Rows from a dataset:
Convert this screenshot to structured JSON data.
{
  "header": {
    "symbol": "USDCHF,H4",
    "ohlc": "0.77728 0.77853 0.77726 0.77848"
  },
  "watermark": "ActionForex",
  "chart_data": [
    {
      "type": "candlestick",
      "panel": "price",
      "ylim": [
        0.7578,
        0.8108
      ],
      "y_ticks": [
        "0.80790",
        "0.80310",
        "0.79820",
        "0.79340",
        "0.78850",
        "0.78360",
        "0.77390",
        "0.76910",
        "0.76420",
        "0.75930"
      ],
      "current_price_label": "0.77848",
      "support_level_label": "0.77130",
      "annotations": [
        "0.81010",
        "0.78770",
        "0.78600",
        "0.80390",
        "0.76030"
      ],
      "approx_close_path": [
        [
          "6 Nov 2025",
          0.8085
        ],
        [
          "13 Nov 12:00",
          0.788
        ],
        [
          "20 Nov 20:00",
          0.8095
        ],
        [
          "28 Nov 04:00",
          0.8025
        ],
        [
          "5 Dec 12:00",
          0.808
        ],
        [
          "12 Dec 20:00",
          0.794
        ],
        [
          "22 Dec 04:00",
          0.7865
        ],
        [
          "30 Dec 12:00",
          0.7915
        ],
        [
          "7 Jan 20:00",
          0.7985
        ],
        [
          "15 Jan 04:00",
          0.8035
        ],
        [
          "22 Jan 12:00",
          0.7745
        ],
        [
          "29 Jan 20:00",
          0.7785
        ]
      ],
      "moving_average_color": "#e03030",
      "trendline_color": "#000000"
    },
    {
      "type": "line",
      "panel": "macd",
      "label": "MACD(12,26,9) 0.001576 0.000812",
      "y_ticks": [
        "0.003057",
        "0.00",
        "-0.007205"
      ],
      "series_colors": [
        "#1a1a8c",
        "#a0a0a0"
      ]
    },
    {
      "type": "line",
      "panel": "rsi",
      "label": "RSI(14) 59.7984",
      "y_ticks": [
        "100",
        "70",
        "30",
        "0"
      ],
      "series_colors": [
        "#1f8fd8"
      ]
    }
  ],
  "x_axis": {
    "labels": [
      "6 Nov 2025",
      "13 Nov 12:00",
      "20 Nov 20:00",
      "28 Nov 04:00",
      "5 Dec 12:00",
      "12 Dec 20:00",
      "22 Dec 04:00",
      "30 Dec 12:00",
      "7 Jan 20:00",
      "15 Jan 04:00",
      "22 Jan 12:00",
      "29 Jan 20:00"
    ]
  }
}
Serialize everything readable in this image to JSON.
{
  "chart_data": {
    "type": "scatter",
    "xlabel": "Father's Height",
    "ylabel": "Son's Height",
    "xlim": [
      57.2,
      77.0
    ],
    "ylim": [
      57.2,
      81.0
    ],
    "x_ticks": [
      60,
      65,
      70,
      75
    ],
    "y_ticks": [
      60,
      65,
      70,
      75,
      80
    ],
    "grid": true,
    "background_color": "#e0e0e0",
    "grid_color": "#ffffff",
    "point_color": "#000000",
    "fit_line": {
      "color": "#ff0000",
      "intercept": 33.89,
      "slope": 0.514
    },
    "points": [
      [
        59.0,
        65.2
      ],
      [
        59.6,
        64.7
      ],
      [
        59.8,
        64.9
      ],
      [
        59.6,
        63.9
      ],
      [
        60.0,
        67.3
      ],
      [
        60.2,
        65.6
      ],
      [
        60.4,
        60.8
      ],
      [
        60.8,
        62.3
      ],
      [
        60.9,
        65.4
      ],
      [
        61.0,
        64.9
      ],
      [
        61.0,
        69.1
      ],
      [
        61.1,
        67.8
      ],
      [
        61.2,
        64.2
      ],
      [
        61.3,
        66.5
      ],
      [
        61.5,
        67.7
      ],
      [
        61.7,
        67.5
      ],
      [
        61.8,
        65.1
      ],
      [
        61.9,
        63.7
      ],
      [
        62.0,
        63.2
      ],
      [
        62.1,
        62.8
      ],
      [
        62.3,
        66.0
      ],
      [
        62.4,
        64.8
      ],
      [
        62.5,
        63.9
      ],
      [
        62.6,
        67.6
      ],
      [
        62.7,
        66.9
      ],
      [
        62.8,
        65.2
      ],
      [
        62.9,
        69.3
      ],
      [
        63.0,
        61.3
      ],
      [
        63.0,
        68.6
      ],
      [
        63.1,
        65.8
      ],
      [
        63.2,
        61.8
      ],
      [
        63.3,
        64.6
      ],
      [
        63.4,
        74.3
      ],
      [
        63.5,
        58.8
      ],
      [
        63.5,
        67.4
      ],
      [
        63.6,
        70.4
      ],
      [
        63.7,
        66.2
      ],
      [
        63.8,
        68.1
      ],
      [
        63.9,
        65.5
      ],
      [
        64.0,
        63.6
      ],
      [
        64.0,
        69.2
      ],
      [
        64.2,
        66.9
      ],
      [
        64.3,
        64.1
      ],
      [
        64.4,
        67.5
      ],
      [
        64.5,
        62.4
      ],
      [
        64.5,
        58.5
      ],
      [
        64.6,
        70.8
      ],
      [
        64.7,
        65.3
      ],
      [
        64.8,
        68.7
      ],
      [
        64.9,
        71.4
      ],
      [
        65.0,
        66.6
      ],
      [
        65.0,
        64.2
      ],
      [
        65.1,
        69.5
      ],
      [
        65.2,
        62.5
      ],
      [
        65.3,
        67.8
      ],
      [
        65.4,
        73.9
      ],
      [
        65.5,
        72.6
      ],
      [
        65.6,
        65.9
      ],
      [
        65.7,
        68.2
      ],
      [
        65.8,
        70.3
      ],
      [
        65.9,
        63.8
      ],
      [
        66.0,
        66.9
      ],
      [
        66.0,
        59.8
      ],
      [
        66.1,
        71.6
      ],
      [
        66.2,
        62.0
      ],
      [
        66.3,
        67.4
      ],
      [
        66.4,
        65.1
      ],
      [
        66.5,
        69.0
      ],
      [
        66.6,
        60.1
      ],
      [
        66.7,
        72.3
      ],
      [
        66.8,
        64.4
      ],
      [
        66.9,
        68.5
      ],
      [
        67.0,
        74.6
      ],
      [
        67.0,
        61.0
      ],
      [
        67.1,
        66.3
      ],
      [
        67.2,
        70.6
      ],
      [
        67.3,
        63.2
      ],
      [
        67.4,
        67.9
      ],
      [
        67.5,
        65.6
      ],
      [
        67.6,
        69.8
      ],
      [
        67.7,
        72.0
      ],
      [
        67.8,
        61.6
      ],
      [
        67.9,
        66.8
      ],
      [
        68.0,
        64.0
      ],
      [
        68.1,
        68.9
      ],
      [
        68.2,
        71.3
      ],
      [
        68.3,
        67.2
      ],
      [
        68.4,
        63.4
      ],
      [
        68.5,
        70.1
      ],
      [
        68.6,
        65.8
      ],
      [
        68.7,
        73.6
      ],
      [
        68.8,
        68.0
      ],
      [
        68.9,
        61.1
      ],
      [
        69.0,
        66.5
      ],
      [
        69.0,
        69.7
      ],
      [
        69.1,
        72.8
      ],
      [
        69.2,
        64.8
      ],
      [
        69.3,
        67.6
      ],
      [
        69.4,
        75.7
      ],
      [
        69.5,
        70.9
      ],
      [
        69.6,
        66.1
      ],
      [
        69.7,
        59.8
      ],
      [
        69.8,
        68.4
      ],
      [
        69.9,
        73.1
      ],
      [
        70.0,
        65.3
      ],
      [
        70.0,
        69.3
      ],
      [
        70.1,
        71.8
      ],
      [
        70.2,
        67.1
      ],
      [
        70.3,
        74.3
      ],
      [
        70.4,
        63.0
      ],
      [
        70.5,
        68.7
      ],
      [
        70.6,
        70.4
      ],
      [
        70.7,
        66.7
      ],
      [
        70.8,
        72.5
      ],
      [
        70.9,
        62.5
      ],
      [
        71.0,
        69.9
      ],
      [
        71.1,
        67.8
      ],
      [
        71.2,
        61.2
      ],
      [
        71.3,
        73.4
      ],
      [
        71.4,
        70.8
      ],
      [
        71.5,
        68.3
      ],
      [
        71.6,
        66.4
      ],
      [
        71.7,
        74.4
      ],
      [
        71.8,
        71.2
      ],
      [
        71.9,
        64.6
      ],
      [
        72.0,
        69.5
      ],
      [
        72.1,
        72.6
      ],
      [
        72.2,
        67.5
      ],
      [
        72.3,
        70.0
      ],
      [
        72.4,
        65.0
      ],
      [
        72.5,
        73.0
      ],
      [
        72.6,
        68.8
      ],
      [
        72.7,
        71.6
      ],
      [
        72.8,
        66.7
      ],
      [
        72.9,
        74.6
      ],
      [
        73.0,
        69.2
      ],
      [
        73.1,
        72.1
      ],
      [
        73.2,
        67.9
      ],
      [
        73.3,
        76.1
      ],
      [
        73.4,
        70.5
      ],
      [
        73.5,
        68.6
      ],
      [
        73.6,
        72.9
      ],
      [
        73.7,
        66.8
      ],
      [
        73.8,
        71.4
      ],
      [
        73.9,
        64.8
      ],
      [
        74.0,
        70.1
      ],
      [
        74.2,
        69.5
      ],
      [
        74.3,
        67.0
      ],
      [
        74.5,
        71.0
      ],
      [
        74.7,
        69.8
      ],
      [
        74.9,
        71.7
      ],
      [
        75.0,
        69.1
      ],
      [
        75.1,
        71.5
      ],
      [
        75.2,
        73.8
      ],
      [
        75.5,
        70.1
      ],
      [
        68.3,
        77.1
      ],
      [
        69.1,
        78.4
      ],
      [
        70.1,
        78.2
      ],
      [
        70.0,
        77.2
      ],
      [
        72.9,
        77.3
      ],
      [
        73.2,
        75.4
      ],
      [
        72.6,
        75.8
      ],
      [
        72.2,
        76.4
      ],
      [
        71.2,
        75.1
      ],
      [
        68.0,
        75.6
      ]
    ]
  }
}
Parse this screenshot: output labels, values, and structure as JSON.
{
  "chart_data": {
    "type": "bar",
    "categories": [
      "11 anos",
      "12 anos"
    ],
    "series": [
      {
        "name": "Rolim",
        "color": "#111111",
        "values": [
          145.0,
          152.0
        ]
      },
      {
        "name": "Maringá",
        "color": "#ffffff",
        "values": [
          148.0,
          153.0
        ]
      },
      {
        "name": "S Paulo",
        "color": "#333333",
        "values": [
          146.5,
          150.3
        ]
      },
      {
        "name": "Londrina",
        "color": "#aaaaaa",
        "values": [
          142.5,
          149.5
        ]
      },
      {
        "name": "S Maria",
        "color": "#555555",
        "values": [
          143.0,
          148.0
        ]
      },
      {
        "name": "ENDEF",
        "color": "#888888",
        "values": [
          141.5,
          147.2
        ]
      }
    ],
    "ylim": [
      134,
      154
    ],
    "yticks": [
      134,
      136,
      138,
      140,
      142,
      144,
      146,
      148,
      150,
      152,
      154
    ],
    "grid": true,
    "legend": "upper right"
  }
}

_Challenge_. Identify all lines where the word "JSON" shows up. Copy them.

_Answer_.
Convert this screenshot to structured JSON data.
Serialize everything readable in this image to JSON.
Parse this screenshot: output labels, values, and structure as JSON.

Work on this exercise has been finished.